**Records for this task**
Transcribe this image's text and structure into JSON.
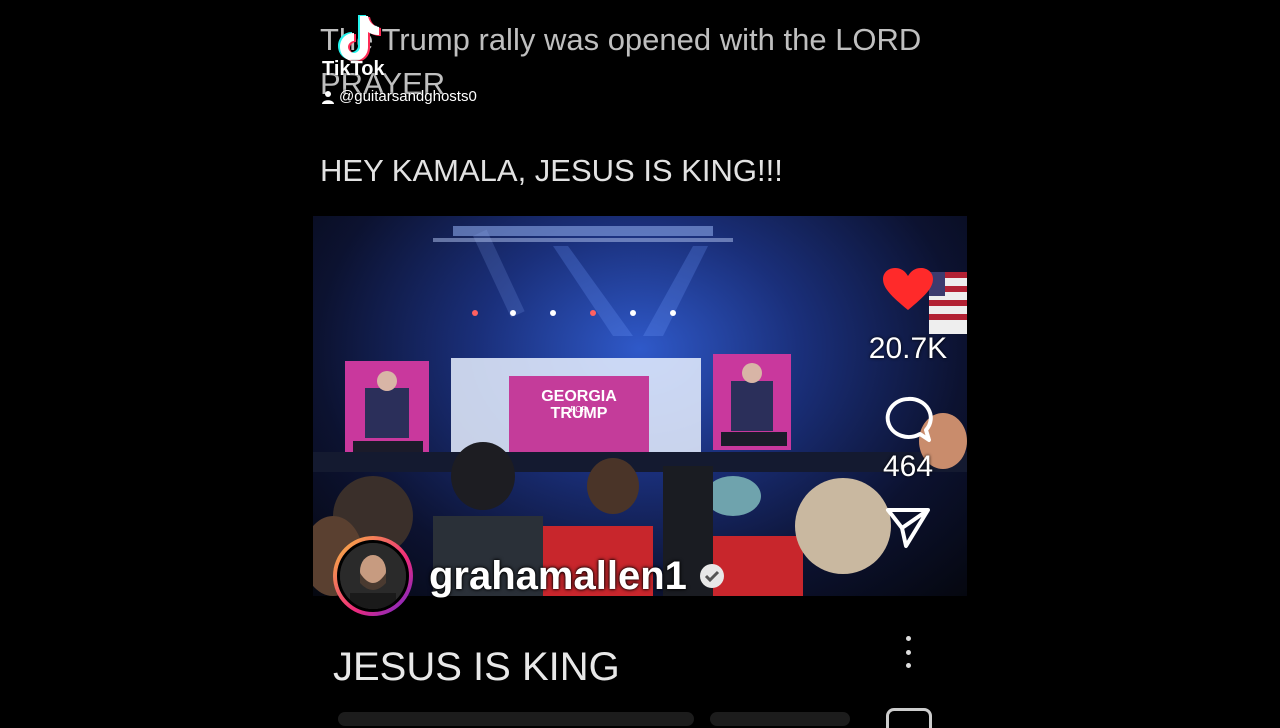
{
  "post": {
    "title": "The Trump rally was opened with the LORD PRAYER",
    "subtitle": "HEY KAMALA, JESUS IS KING!!!"
  },
  "watermark": {
    "brand": "TikTok",
    "username": "@guitarsandghosts0"
  },
  "media": {
    "screen_text_line1": "GEORGIA",
    "screen_text_line2": "FOR",
    "screen_text_line3": "TRUMP"
  },
  "actions": {
    "likes": "20.7K",
    "comments": "464"
  },
  "author": {
    "name": "grahamallen1"
  },
  "caption": "JESUS IS KING",
  "colors": {
    "like": "#ff2a2a",
    "background": "#000000",
    "avatar_ring": "#ee2a7b"
  }
}
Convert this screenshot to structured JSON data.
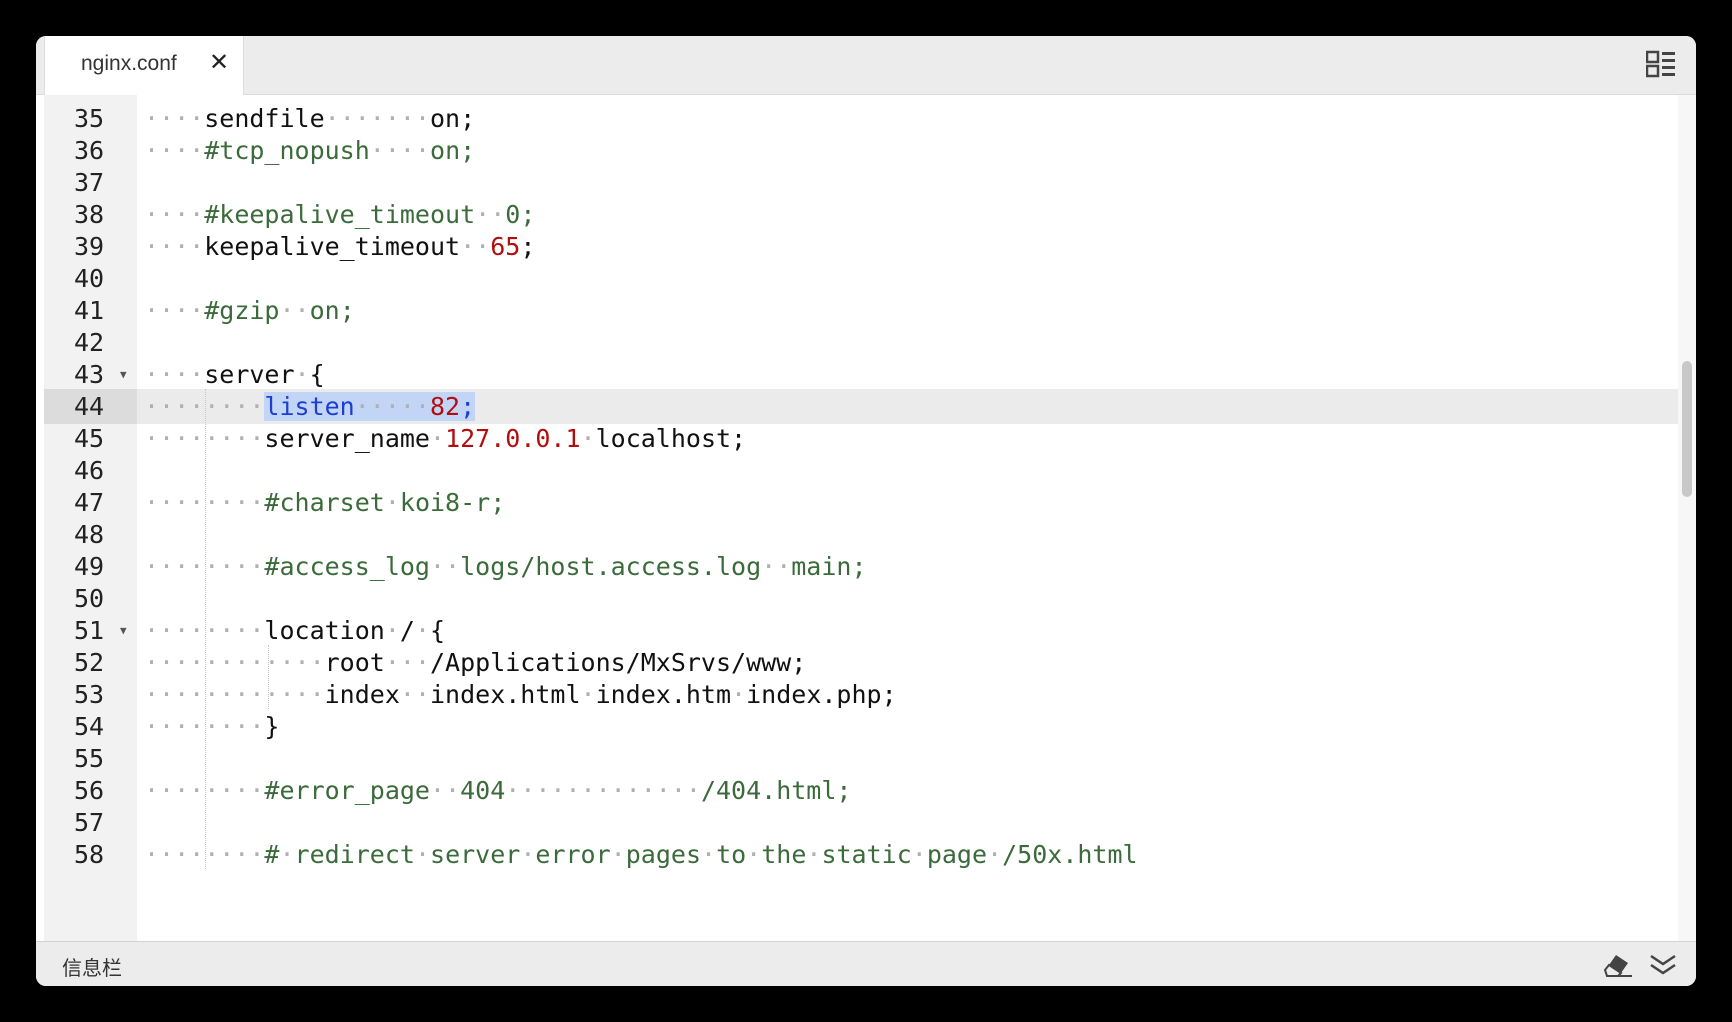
{
  "tab": {
    "title": "nginx.conf",
    "close_glyph": "✕"
  },
  "icons": {
    "layout": "layout-grid-icon",
    "close": "close-icon",
    "eraser": "eraser-icon",
    "collapse": "double-chevron-down-icon",
    "fold": "fold-arrow-icon"
  },
  "editor": {
    "highlighted_line": "44",
    "selection": "listen·····82;",
    "lines": [
      {
        "num": "35",
        "text": "····sendfile·······on;"
      },
      {
        "num": "36",
        "text": "····#tcp_nopush····on;"
      },
      {
        "num": "37",
        "text": ""
      },
      {
        "num": "38",
        "text": "····#keepalive_timeout··0;"
      },
      {
        "num": "39",
        "text": "····keepalive_timeout··65;"
      },
      {
        "num": "40",
        "text": ""
      },
      {
        "num": "41",
        "text": "····#gzip··on;"
      },
      {
        "num": "42",
        "text": ""
      },
      {
        "num": "43",
        "text": "····server·{"
      },
      {
        "num": "44",
        "text": "········listen·····82;"
      },
      {
        "num": "45",
        "text": "········server_name·127.0.0.1·localhost;"
      },
      {
        "num": "46",
        "text": ""
      },
      {
        "num": "47",
        "text": "········#charset·koi8-r;"
      },
      {
        "num": "48",
        "text": ""
      },
      {
        "num": "49",
        "text": "········#access_log··logs/host.access.log··main;"
      },
      {
        "num": "50",
        "text": ""
      },
      {
        "num": "51",
        "text": "········location·/·{"
      },
      {
        "num": "52",
        "text": "············root···/Applications/MxSrvs/www;"
      },
      {
        "num": "53",
        "text": "············index··index.html·index.htm·index.php;"
      },
      {
        "num": "54",
        "text": "········}"
      },
      {
        "num": "55",
        "text": ""
      },
      {
        "num": "56",
        "text": "········#error_page··404·············/404.html;"
      },
      {
        "num": "57",
        "text": ""
      },
      {
        "num": "58",
        "text": "········#·redirect·server·error·pages·to·the·static·page·/50x.html"
      }
    ]
  },
  "statusbar": {
    "label": "信息栏"
  }
}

**Goal**
Say how many lines above contain the string "KING". Answer with the number only.

**Problem solution**
2